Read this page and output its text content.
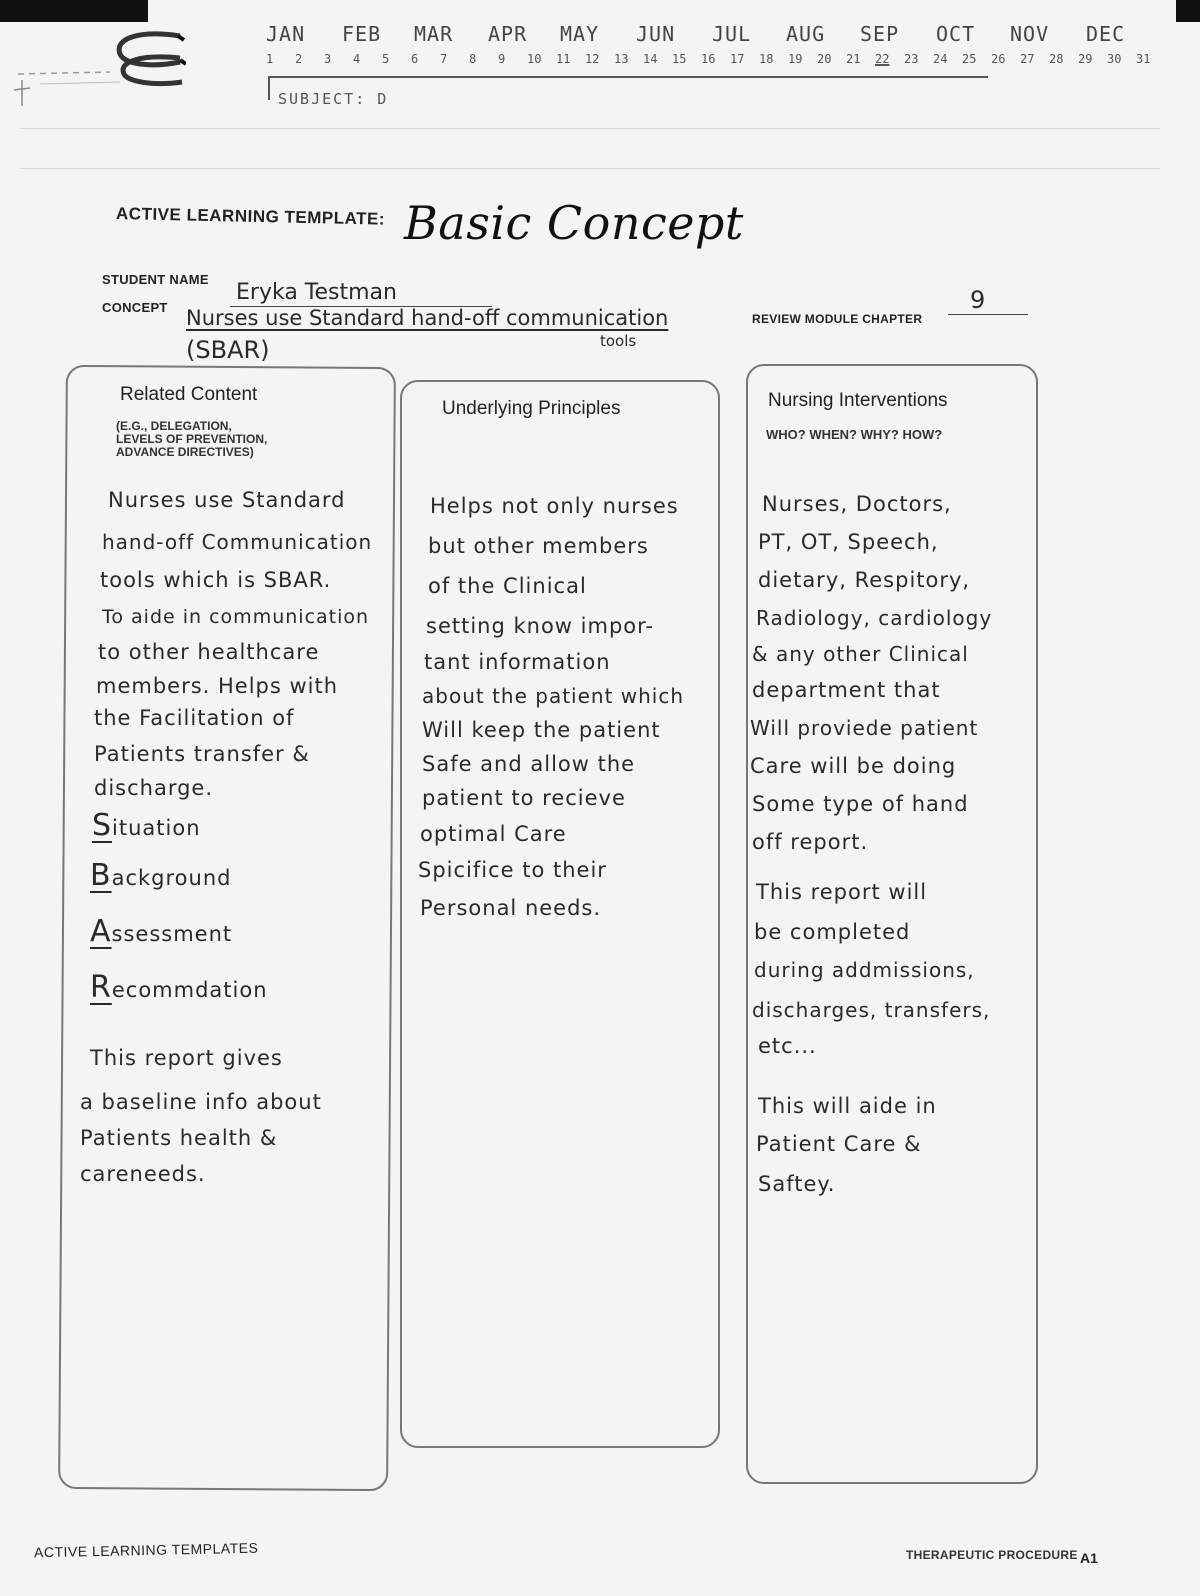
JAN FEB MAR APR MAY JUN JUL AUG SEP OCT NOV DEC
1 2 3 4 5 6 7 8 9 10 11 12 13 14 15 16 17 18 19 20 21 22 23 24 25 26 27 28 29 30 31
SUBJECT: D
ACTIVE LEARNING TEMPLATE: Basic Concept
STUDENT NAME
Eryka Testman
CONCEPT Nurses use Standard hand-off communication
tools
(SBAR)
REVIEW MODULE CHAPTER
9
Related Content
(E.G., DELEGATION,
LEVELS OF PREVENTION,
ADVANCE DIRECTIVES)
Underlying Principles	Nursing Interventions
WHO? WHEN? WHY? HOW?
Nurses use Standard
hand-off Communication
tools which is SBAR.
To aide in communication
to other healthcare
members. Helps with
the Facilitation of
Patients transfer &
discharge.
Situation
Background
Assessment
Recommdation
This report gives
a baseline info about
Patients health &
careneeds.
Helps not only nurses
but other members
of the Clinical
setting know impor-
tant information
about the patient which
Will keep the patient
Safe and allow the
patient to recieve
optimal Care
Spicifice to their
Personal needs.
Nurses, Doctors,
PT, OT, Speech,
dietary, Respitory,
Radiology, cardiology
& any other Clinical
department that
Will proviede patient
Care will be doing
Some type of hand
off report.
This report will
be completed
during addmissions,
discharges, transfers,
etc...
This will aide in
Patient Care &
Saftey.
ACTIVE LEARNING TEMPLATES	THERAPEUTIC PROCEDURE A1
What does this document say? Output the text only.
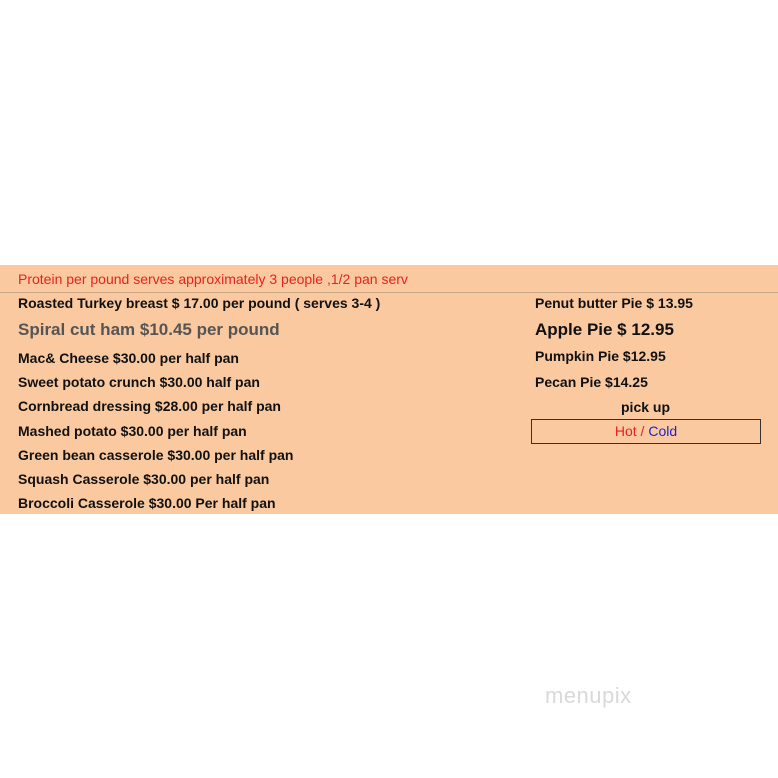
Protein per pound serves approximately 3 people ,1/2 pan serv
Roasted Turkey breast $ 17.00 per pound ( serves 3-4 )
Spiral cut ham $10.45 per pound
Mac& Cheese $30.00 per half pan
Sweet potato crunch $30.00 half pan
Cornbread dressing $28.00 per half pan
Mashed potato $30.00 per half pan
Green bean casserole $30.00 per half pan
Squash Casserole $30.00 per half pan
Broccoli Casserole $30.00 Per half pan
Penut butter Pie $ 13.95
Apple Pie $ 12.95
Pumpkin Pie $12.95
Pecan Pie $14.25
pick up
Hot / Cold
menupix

### What is being asked:
When a line in the data contains "potato", return it as written.

### Written solution:
Sweet potato crunch $30.00 half pan
Mashed potato $30.00 per half pan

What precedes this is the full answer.